[Stored entries]
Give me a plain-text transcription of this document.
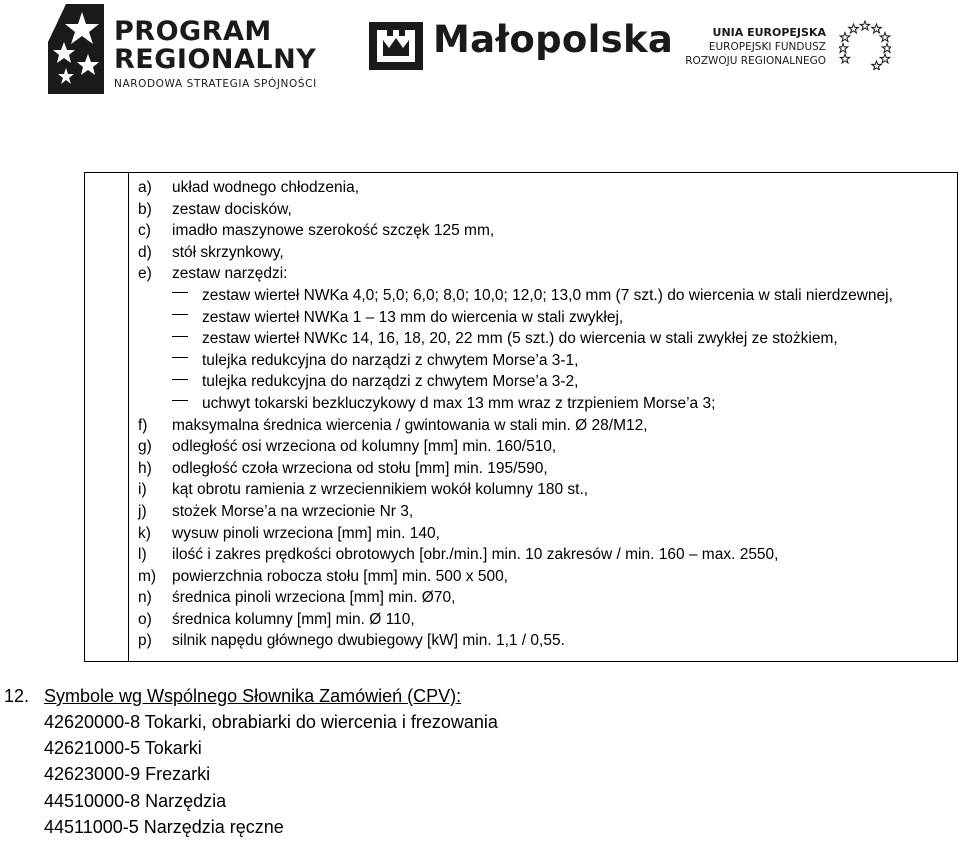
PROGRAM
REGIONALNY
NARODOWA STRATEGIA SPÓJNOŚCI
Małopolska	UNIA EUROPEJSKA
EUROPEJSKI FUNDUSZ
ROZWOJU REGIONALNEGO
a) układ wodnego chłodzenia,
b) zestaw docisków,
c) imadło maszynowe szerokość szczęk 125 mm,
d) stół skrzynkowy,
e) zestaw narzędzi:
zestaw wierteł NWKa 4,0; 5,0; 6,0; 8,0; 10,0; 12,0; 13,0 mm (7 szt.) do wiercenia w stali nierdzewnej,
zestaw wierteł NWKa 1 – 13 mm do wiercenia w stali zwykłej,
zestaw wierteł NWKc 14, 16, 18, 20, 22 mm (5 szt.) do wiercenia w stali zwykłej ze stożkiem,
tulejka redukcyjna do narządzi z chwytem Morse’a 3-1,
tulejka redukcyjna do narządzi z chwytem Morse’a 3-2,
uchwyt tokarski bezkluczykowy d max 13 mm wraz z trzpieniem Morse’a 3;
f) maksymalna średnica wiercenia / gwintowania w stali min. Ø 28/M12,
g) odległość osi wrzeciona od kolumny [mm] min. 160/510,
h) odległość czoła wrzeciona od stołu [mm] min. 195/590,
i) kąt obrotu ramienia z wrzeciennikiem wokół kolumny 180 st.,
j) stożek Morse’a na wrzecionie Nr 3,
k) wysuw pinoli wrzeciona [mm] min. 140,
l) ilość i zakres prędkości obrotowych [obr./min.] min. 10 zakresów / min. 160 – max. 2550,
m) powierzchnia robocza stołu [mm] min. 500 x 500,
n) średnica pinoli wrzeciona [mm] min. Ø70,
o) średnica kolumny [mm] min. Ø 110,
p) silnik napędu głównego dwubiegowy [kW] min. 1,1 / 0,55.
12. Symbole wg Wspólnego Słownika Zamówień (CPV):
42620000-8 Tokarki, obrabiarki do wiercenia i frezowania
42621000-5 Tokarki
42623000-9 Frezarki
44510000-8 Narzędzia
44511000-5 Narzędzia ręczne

...

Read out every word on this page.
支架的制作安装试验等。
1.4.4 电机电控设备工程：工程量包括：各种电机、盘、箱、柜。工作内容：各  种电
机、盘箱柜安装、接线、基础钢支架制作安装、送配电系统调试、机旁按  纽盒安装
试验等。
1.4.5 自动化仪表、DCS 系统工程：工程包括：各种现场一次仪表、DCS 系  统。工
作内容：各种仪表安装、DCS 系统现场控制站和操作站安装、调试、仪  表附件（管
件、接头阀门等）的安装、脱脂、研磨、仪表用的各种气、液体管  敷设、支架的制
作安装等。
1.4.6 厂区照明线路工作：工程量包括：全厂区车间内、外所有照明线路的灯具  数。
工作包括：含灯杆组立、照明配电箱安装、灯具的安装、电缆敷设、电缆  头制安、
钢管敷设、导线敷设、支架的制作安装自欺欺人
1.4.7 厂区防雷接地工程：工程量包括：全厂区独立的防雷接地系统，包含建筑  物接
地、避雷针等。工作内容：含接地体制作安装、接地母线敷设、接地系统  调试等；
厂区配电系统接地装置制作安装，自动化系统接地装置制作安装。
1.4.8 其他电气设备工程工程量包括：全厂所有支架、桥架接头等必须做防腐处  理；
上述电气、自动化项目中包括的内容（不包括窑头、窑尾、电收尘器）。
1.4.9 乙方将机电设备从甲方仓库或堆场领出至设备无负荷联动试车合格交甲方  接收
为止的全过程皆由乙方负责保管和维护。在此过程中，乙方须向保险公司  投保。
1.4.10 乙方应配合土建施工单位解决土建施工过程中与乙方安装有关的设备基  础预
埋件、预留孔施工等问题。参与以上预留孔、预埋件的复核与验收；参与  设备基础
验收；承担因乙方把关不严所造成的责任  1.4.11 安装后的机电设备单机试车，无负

#### STATED TASK:
Scan the material above. Extract every line in which the word "chwytem" occurs.

#### SOLUTION TO THE PROBLEM:
tulejka redukcyjna do narządzi z chwytem Morse’a 3-1,
tulejka redukcyjna do narządzi z chwytem Morse’a 3-2,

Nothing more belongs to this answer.